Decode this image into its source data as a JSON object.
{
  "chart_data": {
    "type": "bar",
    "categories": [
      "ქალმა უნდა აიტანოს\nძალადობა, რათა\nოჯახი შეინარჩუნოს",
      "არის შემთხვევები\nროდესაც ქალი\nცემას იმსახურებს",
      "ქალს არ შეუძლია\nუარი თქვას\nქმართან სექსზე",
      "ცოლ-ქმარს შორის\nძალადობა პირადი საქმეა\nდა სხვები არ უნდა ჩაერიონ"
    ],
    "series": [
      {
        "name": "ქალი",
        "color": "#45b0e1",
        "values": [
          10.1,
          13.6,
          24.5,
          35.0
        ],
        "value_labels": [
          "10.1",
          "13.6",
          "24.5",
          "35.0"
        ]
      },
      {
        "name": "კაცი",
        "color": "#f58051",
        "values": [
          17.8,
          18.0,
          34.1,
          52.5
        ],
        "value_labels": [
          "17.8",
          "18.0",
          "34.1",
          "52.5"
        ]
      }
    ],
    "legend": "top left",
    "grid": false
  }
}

### Your task
Extract all of the data above and output it character for character.

### Task answer
Decode this image into its source data as a JSON object.
{
  "chart_data": {
    "type": "bar",
    "categories": [
      "ქალმა უნდა აიტანოს\nძალადობა, რათა\nოჯახი შეინარჩუნოს",
      "არის შემთხვევები\nროდესაც ქალი\nცემას იმსახურებს",
      "ქალს არ შეუძლია\nუარი თქვას\nქმართან სექსზე",
      "ცოლ-ქმარს შორის\nძალადობა პირადი საქმეა\nდა სხვები არ უნდა ჩაერიონ"
    ],
    "series": [
      {
        "name": "ქალი",
        "color": "#45b0e1",
        "values": [
          10.1,
          13.6,
          24.5,
          35.0
        ],
        "value_labels": [
          "10.1",
          "13.6",
          "24.5",
          "35.0"
        ]
      },
      {
        "name": "კაცი",
        "color": "#f58051",
        "values": [
          17.8,
          18.0,
          34.1,
          52.5
        ],
        "value_labels": [
          "17.8",
          "18.0",
          "34.1",
          "52.5"
        ]
      }
    ],
    "legend": "top left",
    "grid": false
  }
}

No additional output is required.